Work required |
Exclude images, then output the remaining data verbatim.

Dataset rows |
·····

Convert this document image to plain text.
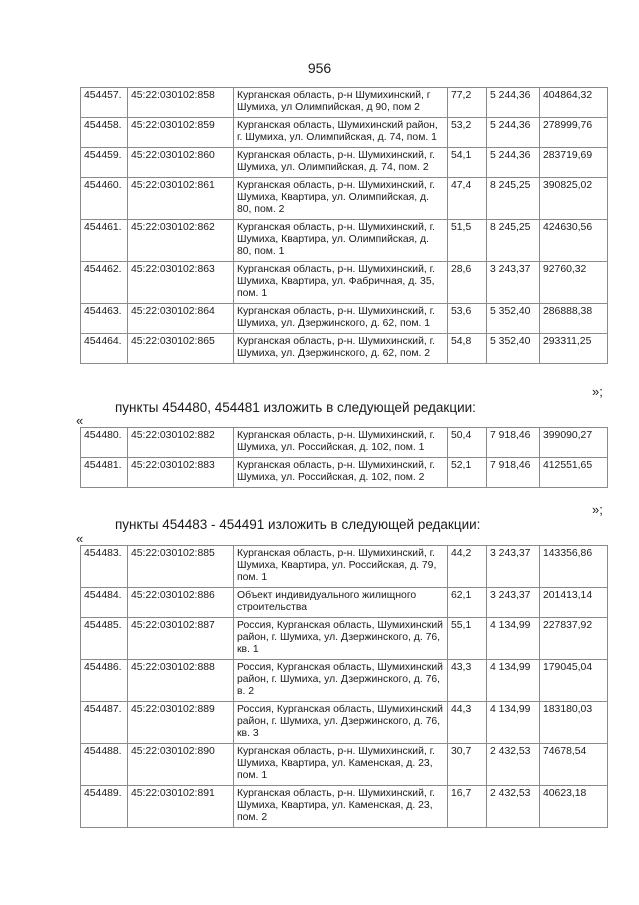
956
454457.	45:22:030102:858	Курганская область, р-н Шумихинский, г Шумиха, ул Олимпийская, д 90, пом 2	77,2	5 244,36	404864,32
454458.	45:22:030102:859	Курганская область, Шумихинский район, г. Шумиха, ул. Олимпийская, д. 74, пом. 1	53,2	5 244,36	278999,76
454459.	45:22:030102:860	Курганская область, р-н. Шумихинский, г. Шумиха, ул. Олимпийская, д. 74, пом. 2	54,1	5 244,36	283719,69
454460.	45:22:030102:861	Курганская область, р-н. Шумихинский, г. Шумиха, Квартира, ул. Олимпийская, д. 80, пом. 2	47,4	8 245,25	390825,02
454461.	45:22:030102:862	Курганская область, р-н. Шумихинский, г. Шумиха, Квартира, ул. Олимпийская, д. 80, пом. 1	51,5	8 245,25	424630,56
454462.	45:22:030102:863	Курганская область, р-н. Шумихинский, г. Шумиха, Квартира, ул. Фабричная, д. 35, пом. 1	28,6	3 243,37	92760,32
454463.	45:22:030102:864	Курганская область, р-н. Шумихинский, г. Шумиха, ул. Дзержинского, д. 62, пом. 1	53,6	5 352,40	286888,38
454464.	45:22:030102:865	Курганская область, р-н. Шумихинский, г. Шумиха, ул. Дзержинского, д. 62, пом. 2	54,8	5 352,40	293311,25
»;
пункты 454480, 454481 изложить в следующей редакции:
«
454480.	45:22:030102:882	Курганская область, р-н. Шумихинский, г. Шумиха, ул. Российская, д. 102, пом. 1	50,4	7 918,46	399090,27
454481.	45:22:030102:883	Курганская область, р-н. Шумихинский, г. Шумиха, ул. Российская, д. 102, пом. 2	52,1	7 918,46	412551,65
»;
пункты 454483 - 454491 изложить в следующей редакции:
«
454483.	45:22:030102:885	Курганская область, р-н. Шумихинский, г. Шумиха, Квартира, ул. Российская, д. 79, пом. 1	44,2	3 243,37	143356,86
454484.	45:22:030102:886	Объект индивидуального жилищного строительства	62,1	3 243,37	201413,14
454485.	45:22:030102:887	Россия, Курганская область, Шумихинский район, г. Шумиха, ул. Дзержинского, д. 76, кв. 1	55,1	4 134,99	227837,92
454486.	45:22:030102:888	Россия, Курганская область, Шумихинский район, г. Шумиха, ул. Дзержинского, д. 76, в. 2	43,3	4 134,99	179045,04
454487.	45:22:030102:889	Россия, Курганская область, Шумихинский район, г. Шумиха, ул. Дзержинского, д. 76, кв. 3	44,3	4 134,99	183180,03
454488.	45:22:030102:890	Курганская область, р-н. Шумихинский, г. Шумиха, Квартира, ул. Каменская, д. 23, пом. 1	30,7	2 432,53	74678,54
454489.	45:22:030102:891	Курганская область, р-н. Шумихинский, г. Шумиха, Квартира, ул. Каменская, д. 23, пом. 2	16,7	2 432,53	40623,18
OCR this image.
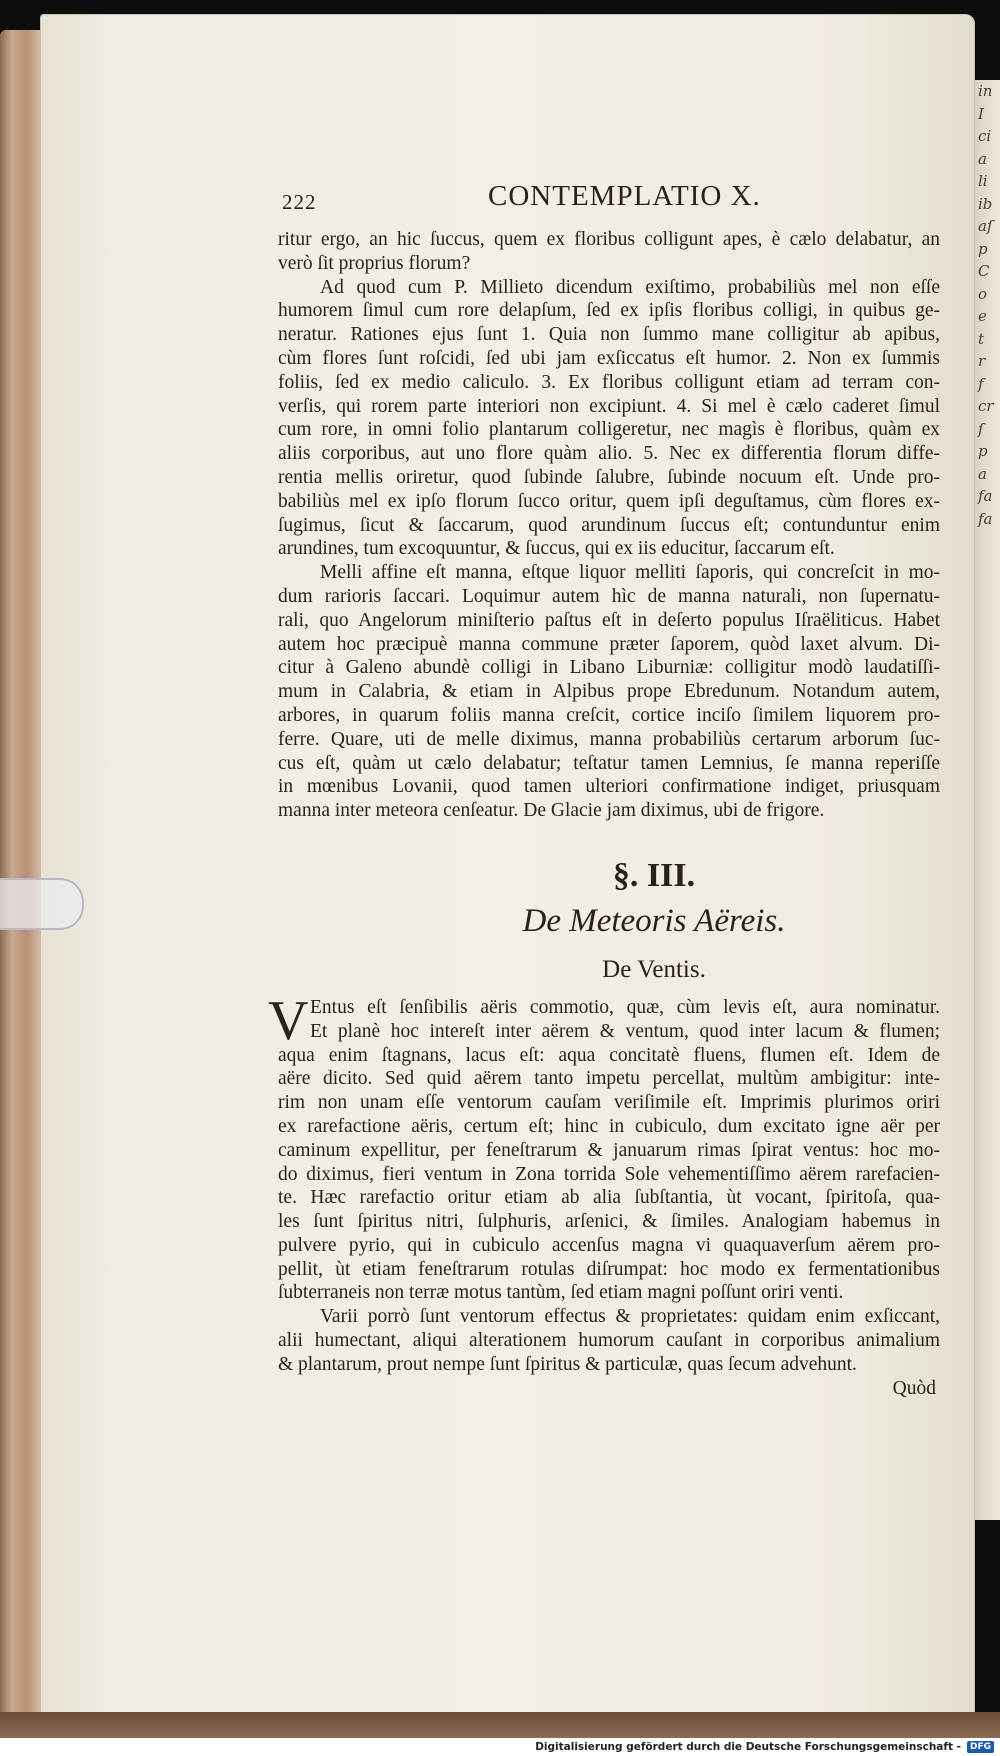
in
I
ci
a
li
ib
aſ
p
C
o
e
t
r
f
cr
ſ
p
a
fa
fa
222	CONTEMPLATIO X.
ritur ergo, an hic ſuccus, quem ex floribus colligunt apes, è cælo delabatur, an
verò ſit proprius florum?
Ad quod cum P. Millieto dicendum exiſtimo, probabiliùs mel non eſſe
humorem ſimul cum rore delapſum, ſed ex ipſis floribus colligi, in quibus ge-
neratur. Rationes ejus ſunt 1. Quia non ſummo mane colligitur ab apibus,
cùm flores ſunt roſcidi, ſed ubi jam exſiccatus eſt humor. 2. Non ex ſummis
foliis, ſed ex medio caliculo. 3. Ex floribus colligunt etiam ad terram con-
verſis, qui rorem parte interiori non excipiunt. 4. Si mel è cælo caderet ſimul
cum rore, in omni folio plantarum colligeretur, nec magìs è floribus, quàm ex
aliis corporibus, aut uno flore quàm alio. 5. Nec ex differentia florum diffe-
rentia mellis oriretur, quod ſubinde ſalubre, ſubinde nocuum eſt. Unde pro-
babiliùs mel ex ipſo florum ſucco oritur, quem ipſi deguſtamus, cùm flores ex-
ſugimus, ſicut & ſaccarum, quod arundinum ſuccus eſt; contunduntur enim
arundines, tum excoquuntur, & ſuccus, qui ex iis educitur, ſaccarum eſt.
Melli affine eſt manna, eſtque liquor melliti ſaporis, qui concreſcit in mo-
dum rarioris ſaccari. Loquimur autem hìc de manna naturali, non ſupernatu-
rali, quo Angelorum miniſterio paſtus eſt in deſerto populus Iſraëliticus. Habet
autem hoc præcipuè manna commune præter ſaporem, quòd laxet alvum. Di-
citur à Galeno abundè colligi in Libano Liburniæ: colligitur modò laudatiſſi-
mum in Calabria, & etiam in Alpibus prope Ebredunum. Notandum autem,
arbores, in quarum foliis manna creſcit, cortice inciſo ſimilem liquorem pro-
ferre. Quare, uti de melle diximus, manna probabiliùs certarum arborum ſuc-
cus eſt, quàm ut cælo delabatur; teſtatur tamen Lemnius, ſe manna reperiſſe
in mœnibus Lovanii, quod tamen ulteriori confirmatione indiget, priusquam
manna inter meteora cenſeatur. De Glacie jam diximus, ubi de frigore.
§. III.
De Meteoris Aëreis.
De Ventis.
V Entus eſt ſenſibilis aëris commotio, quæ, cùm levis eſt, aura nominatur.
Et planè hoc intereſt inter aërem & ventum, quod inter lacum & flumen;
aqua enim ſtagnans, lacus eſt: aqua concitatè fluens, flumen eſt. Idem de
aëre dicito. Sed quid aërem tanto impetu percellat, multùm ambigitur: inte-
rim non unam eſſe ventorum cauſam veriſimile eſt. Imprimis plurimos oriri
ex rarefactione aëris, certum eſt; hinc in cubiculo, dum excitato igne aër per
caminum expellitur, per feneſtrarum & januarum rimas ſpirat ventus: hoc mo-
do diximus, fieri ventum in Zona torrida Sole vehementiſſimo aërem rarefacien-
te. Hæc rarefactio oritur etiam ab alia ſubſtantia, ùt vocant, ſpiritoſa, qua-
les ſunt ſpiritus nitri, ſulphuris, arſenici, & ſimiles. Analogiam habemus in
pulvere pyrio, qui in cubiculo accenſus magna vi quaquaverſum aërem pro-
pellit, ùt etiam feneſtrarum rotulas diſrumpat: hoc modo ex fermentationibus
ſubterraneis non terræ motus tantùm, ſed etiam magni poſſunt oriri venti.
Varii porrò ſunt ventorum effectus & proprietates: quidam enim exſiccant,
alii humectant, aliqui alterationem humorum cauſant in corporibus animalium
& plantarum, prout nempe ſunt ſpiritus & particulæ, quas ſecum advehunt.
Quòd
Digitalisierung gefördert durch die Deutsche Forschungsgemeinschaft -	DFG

·····

Exercise response |
Convert this document image to plain text.
956
454457.	45:22:030102:858	Курганская область, р-н Шумихинский, г Шумиха, ул Олимпийская, д 90, пом 2	77,2	5 244,36	404864,32
454458.	45:22:030102:859	Курганская область, Шумихинский район, г. Шумиха, ул. Олимпийская, д. 74, пом. 1	53,2	5 244,36	278999,76
454459.	45:22:030102:860	Курганская область, р-н. Шумихинский, г. Шумиха, ул. Олимпийская, д. 74, пом. 2	54,1	5 244,36	283719,69
454460.	45:22:030102:861	Курганская область, р-н. Шумихинский, г. Шумиха, Квартира, ул. Олимпийская, д. 80, пом. 2	47,4	8 245,25	390825,02
454461.	45:22:030102:862	Курганская область, р-н. Шумихинский, г. Шумиха, Квартира, ул. Олимпийская, д. 80, пом. 1	51,5	8 245,25	424630,56
454462.	45:22:030102:863	Курганская область, р-н. Шумихинский, г. Шумиха, Квартира, ул. Фабричная, д. 35, пом. 1	28,6	3 243,37	92760,32
454463.	45:22:030102:864	Курганская область, р-н. Шумихинский, г. Шумиха, ул. Дзержинского, д. 62, пом. 1	53,6	5 352,40	286888,38
454464.	45:22:030102:865	Курганская область, р-н. Шумихинский, г. Шумиха, ул. Дзержинского, д. 62, пом. 2	54,8	5 352,40	293311,25
»;
пункты 454480, 454481 изложить в следующей редакции:
«
454480.	45:22:030102:882	Курганская область, р-н. Шумихинский, г. Шумиха, ул. Российская, д. 102, пом. 1	50,4	7 918,46	399090,27
454481.	45:22:030102:883	Курганская область, р-н. Шумихинский, г. Шумиха, ул. Российская, д. 102, пом. 2	52,1	7 918,46	412551,65
»;
пункты 454483 - 454491 изложить в следующей редакции:
«
454483.	45:22:030102:885	Курганская область, р-н. Шумихинский, г. Шумиха, Квартира, ул. Российская, д. 79, пом. 1	44,2	3 243,37	143356,86
454484.	45:22:030102:886	Объект индивидуального жилищного строительства	62,1	3 243,37	201413,14
454485.	45:22:030102:887	Россия, Курганская область, Шумихинский район, г. Шумиха, ул. Дзержинского, д. 76, кв. 1	55,1	4 134,99	227837,92
454486.	45:22:030102:888	Россия, Курганская область, Шумихинский район, г. Шумиха, ул. Дзержинского, д. 76, в. 2	43,3	4 134,99	179045,04
454487.	45:22:030102:889	Россия, Курганская область, Шумихинский район, г. Шумиха, ул. Дзержинского, д. 76, кв. 3	44,3	4 134,99	183180,03
454488.	45:22:030102:890	Курганская область, р-н. Шумихинский, г. Шумиха, Квартира, ул. Каменская, д. 23, пом. 1	30,7	2 432,53	74678,54
454489.	45:22:030102:891	Курганская область, р-н. Шумихинский, г. Шумиха, Квартира, ул. Каменская, д. 23, пом. 2	16,7	2 432,53	40623,18
OCR this image.
in
I
ci
a
li
ib
aſ
p
C
o
e
t
r
f
cr
ſ
p
a
fa
fa
222	CONTEMPLATIO X.
ritur ergo, an hic ſuccus, quem ex floribus colligunt apes, è cælo delabatur, an
verò ſit proprius florum?
Ad quod cum P. Millieto dicendum exiſtimo, probabiliùs mel non eſſe
humorem ſimul cum rore delapſum, ſed ex ipſis floribus colligi, in quibus ge-
neratur. Rationes ejus ſunt 1. Quia non ſummo mane colligitur ab apibus,
cùm flores ſunt roſcidi, ſed ubi jam exſiccatus eſt humor. 2. Non ex ſummis
foliis, ſed ex medio caliculo. 3. Ex floribus colligunt etiam ad terram con-
verſis, qui rorem parte interiori non excipiunt. 4. Si mel è cælo caderet ſimul
cum rore, in omni folio plantarum colligeretur, nec magìs è floribus, quàm ex
aliis corporibus, aut uno flore quàm alio. 5. Nec ex differentia florum diffe-
rentia mellis oriretur, quod ſubinde ſalubre, ſubinde nocuum eſt. Unde pro-
babiliùs mel ex ipſo florum ſucco oritur, quem ipſi deguſtamus, cùm flores ex-
ſugimus, ſicut & ſaccarum, quod arundinum ſuccus eſt; contunduntur enim
arundines, tum excoquuntur, & ſuccus, qui ex iis educitur, ſaccarum eſt.
Melli affine eſt manna, eſtque liquor melliti ſaporis, qui concreſcit in mo-
dum rarioris ſaccari. Loquimur autem hìc de manna naturali, non ſupernatu-
rali, quo Angelorum miniſterio paſtus eſt in deſerto populus Iſraëliticus. Habet
autem hoc præcipuè manna commune præter ſaporem, quòd laxet alvum. Di-
citur à Galeno abundè colligi in Libano Liburniæ: colligitur modò laudatiſſi-
mum in Calabria, & etiam in Alpibus prope Ebredunum. Notandum autem,
arbores, in quarum foliis manna creſcit, cortice inciſo ſimilem liquorem pro-
ferre. Quare, uti de melle diximus, manna probabiliùs certarum arborum ſuc-
cus eſt, quàm ut cælo delabatur; teſtatur tamen Lemnius, ſe manna reperiſſe
in mœnibus Lovanii, quod tamen ulteriori confirmatione indiget, priusquam
manna inter meteora cenſeatur. De Glacie jam diximus, ubi de frigore.
§. III.
De Meteoris Aëreis.
De Ventis.
V Entus eſt ſenſibilis aëris commotio, quæ, cùm levis eſt, aura nominatur.
Et planè hoc intereſt inter aërem & ventum, quod inter lacum & flumen;
aqua enim ſtagnans, lacus eſt: aqua concitatè fluens, flumen eſt. Idem de
aëre dicito. Sed quid aërem tanto impetu percellat, multùm ambigitur: inte-
rim non unam eſſe ventorum cauſam veriſimile eſt. Imprimis plurimos oriri
ex rarefactione aëris, certum eſt; hinc in cubiculo, dum excitato igne aër per
caminum expellitur, per feneſtrarum & januarum rimas ſpirat ventus: hoc mo-
do diximus, fieri ventum in Zona torrida Sole vehementiſſimo aërem rarefacien-
te. Hæc rarefactio oritur etiam ab alia ſubſtantia, ùt vocant, ſpiritoſa, qua-
les ſunt ſpiritus nitri, ſulphuris, arſenici, & ſimiles. Analogiam habemus in
pulvere pyrio, qui in cubiculo accenſus magna vi quaquaverſum aërem pro-
pellit, ùt etiam feneſtrarum rotulas diſrumpat: hoc modo ex fermentationibus
ſubterraneis non terræ motus tantùm, ſed etiam magni poſſunt oriri venti.
Varii porrò ſunt ventorum effectus & proprietates: quidam enim exſiccant,
alii humectant, aliqui alterationem humorum cauſant in corporibus animalium
& plantarum, prout nempe ſunt ſpiritus & particulæ, quas ſecum advehunt.
Quòd
Digitalisierung gefördert durch die Deutsche Forschungsgemeinschaft -	DFG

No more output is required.